→ Directions for this task
Wherever the string "other" shows up in a line, count that line. Give the total alone.

→ Listed entries
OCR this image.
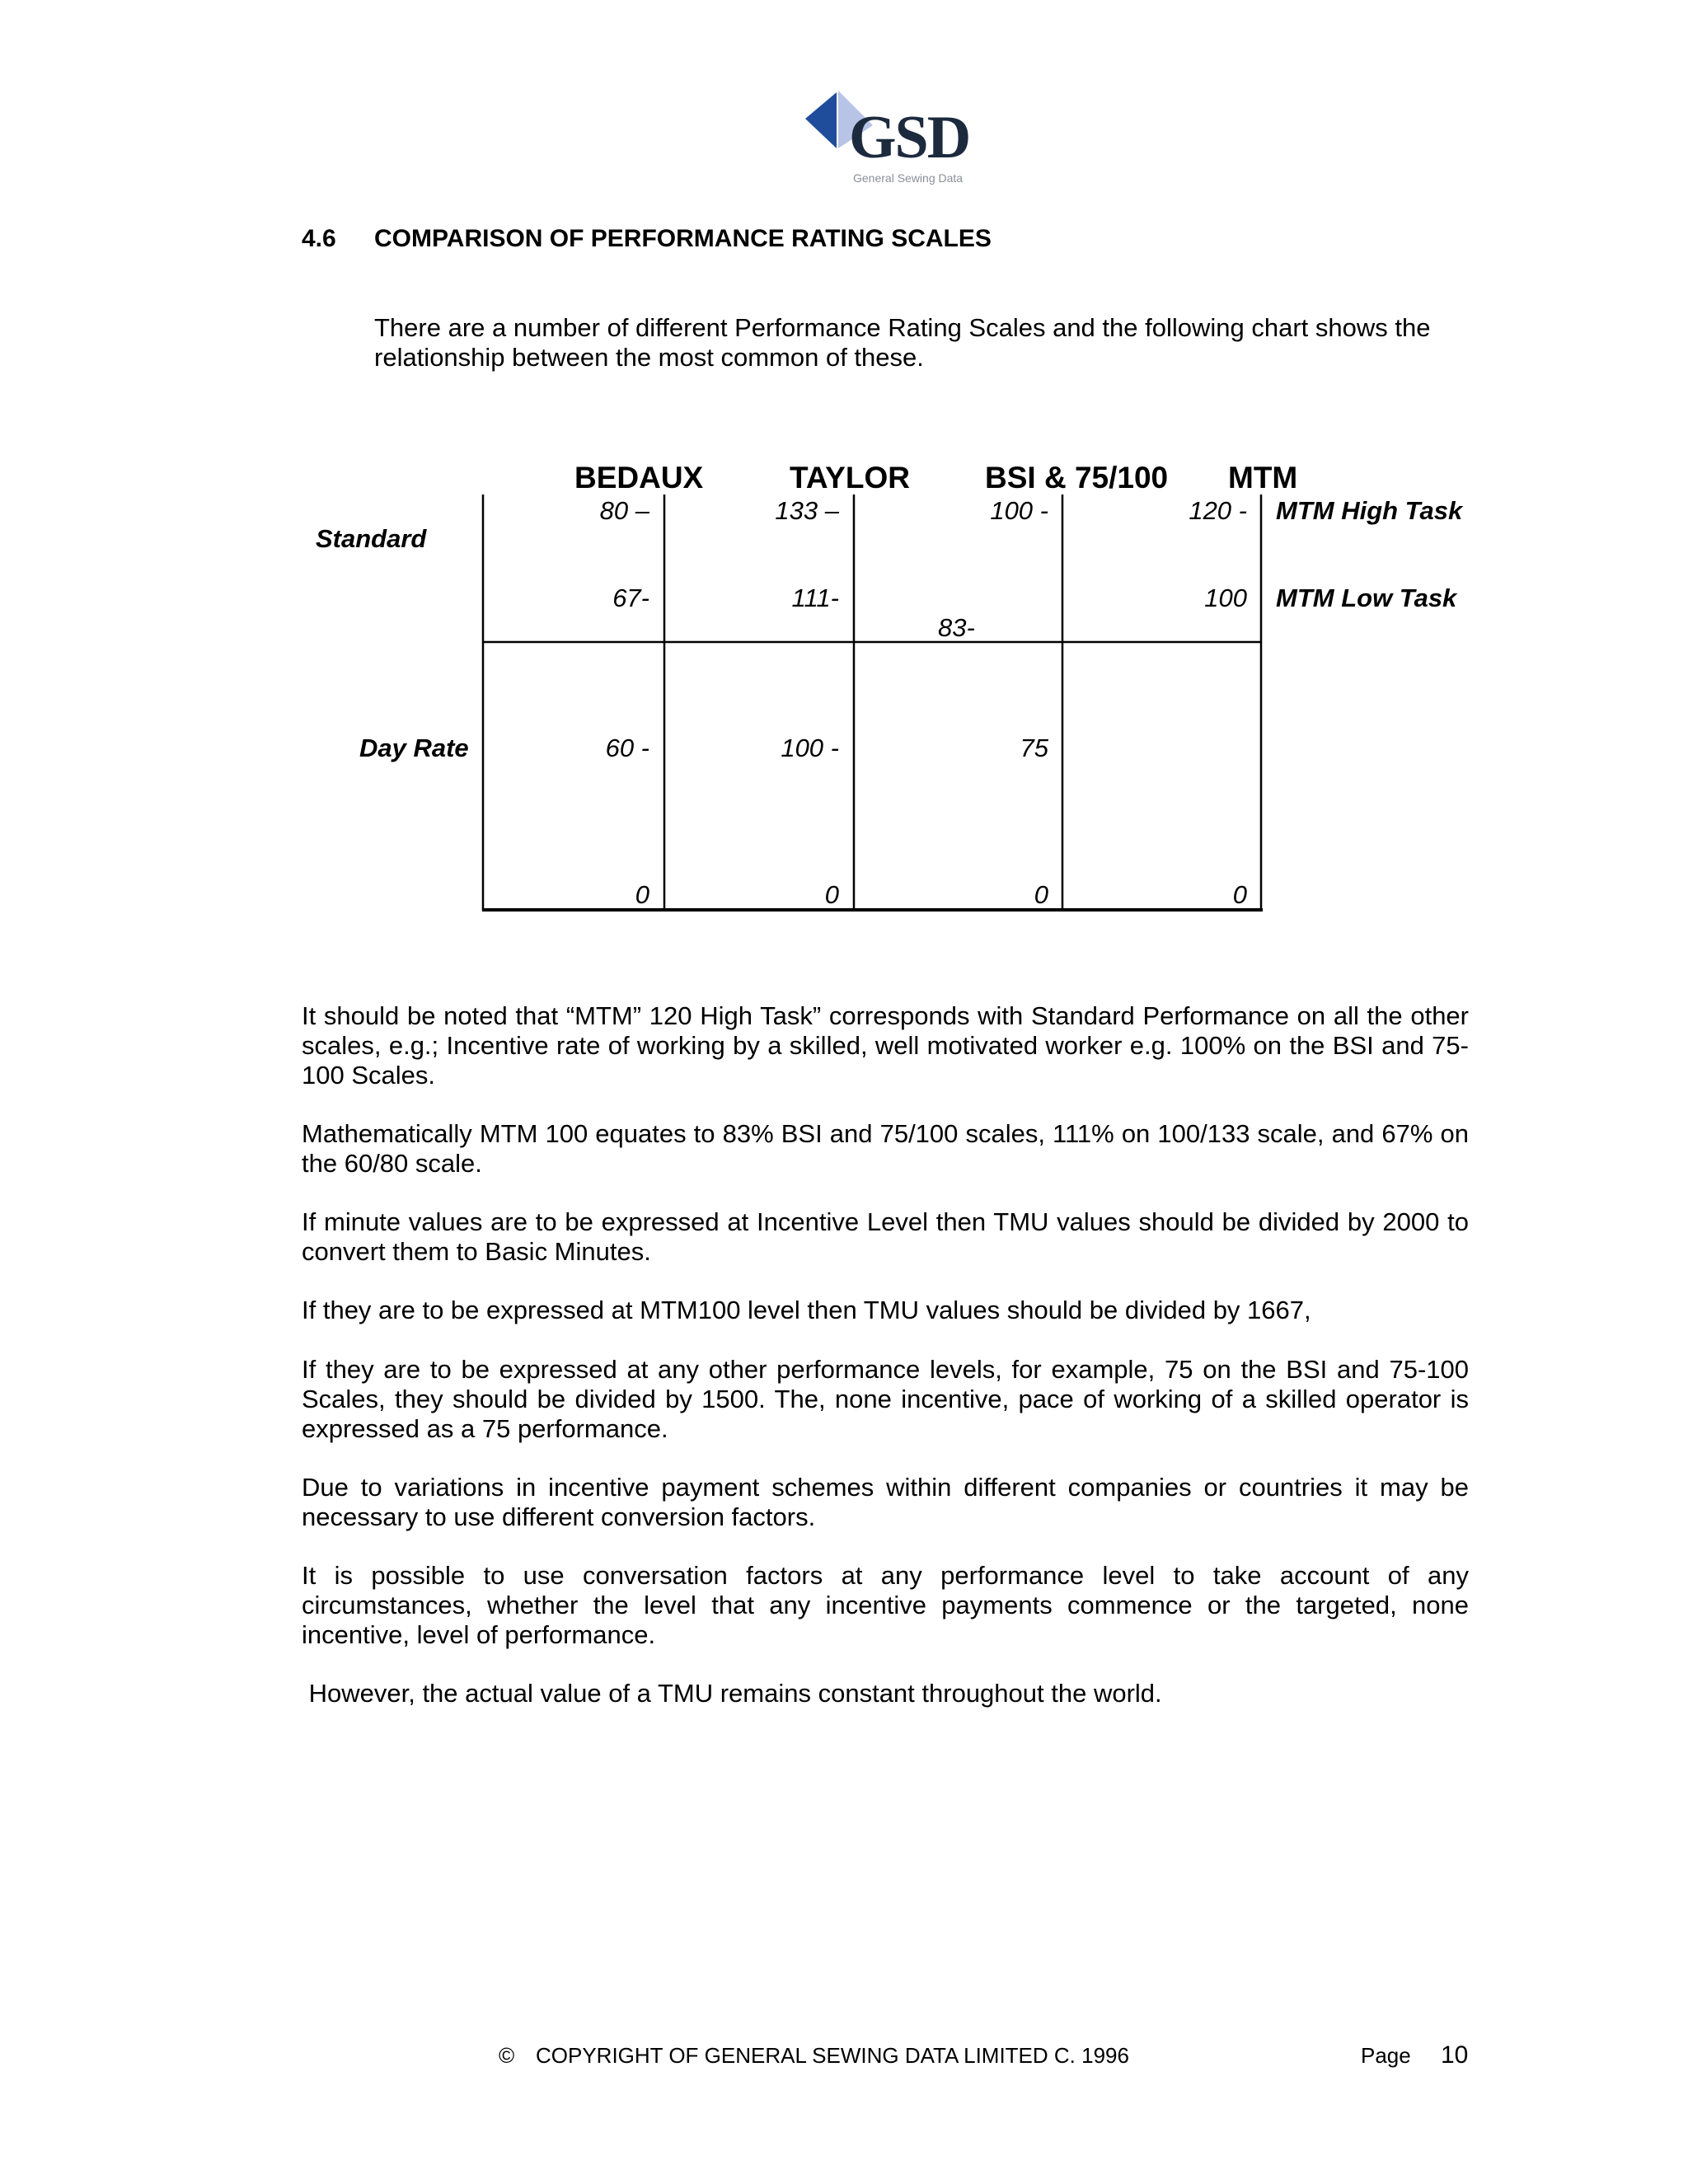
GSD
General Sewing Data
4.6 COMPARISON OF PERFORMANCE RATING SCALES
There are a number of different Performance Rating Scales and the following chart shows the relationship between the most common of these.
BEDAUX	TAYLOR BSI & 75/100 MTM
Standard
Day Rate
MTM High Task
MTM Low Task
80 –
67-
60 -
0
133 –
111-
100 -
0
100 -
83-
75
0
120 -
100
0
It should be noted that “MTM” 120 High Task” corresponds with Standard Performance on all the other scales, e.g.; Incentive rate of working by a skilled, well motivated worker e.g. 100% on the BSI and 75-100 Scales.
Mathematically MTM 100 equates to 83% BSI and 75/100 scales, 111% on 100/133 scale, and 67% on the 60/80 scale.
If minute values are to be expressed at Incentive Level then TMU values should be divided by 2000 to convert them to Basic Minutes.
If they are to be expressed at MTM100 level then TMU values should be divided by 1667,
If they are to be expressed at any other performance levels, for example, 75 on the BSI and 75-100 Scales, they should be divided by 1500. The, none incentive, pace of working of a skilled operator is expressed as a 75 performance.
Due to variations in incentive payment schemes within different companies or countries it may be necessary to use different conversion factors.
It is possible to use conversation factors at any performance level to take account of any circumstances, whether the level that any incentive payments commence or the targeted, none incentive, level of performance.
However, the actual value of a TMU remains constant throughout the world.
© COPYRIGHT OF GENERAL SEWING DATA LIMITED C. 1996	Page 10
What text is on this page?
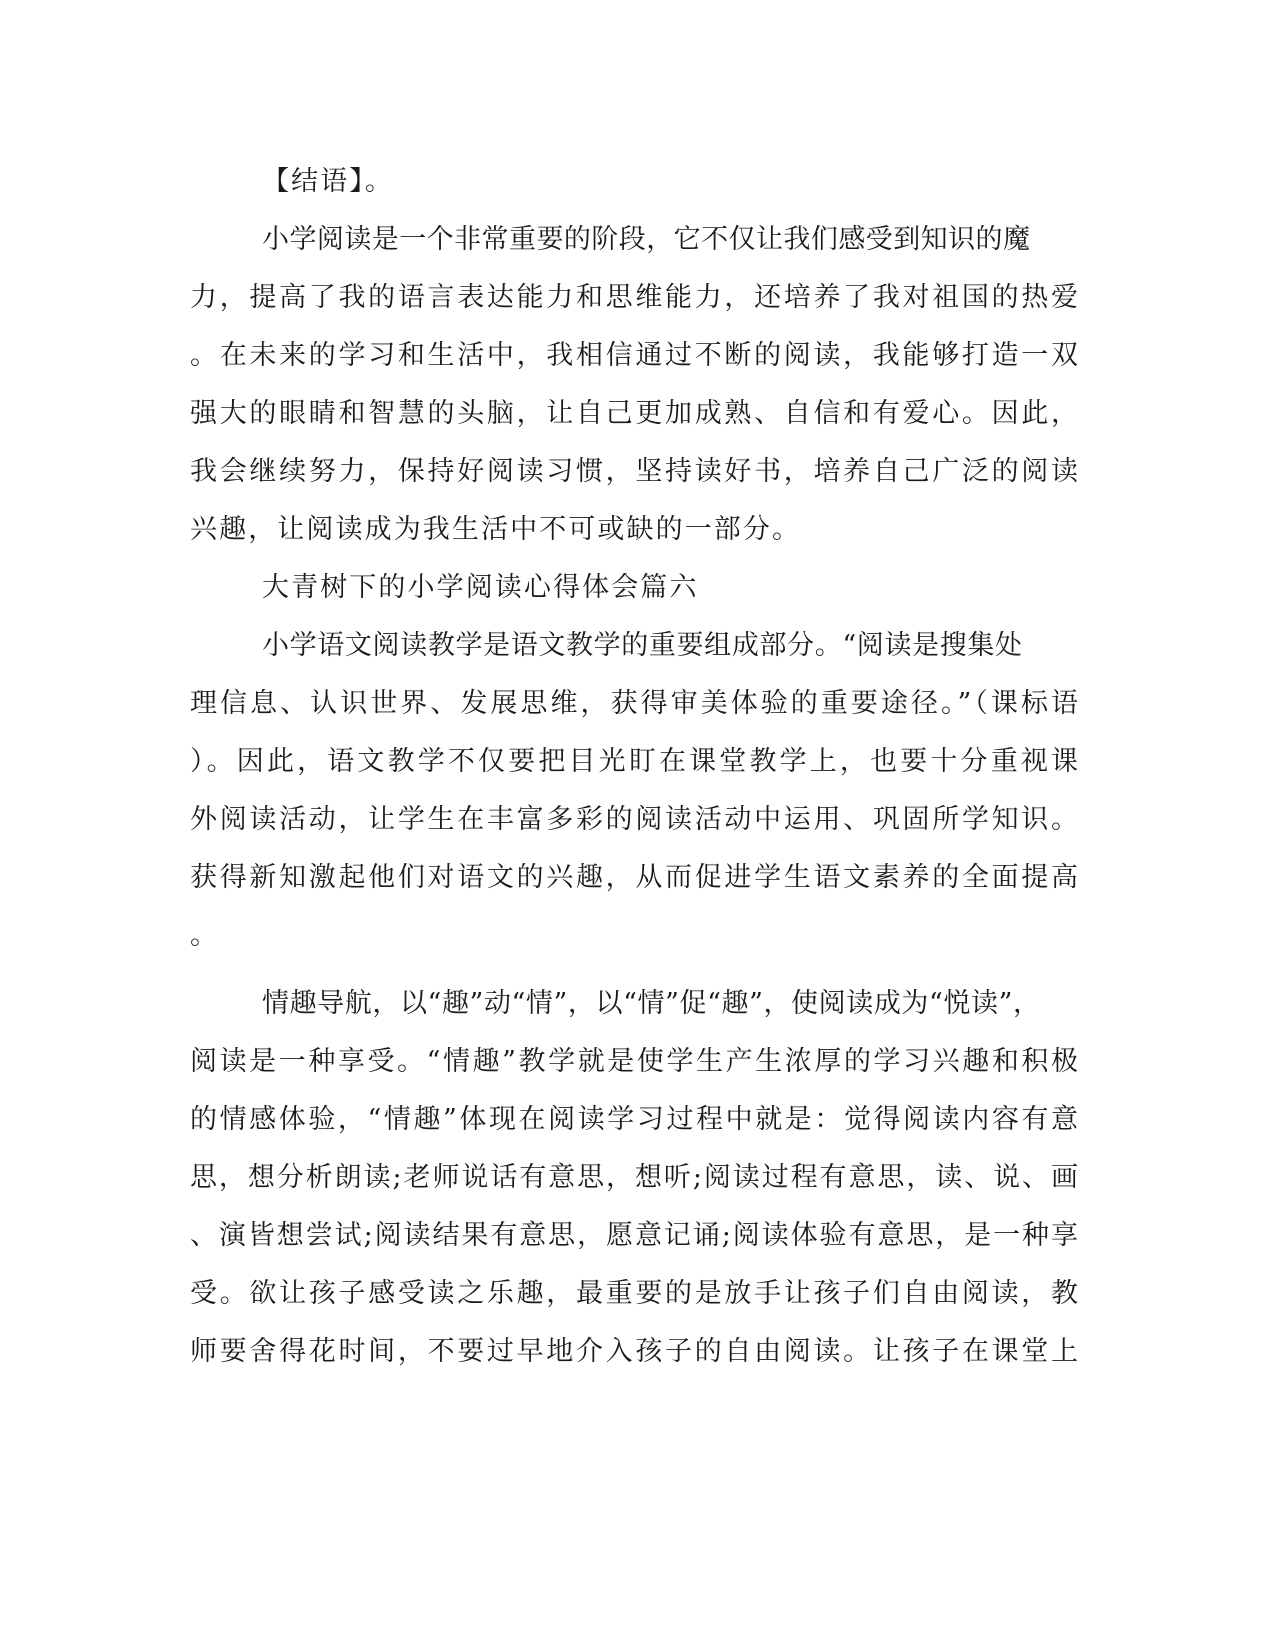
【结语】。
小学阅读是一个非常重要的阶段，它不仅让我们感受到知识的魔
力，提高了我的语言表达能力和思维能力，还培养了我对祖国的热爱
。在未来的学习和生活中，我相信通过不断的阅读，我能够打造一双
强大的眼睛和智慧的头脑，让自己更加成熟、自信和有爱心。因此，
我会继续努力，保持好阅读习惯，坚持读好书，培养自己广泛的阅读
兴趣，让阅读成为我生活中不可或缺的一部分。
大青树下的小学阅读心得体会篇六
小学语文阅读教学是语文教学的重要组成部分。“阅读是搜集处
理信息、认识世界、发展思维，获得审美体验的重要途径。”（课标语
）。因此，语文教学不仅要把目光盯在课堂教学上，也要十分重视课
外阅读活动，让学生在丰富多彩的阅读活动中运用、巩固所学知识。
获得新知激起他们对语文的兴趣，从而促进学生语文素养的全面提高
。
情趣导航，以“趣”动“情”，以“情”促“趣”，使阅读成为“悦读”，
阅读是一种享受。“情趣”教学就是使学生产生浓厚的学习兴趣和积极
的情感体验，“情趣”体现在阅读学习过程中就是：觉得阅读内容有意
思，想分析朗读;老师说话有意思，想听;阅读过程有意思，读、说、画
、演皆想尝试;阅读结果有意思，愿意记诵;阅读体验有意思，是一种享
受。欲让孩子感受读之乐趣，最重要的是放手让孩子们自由阅读，教
师要舍得花时间，不要过早地介入孩子的自由阅读。让孩子在课堂上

→ Response
2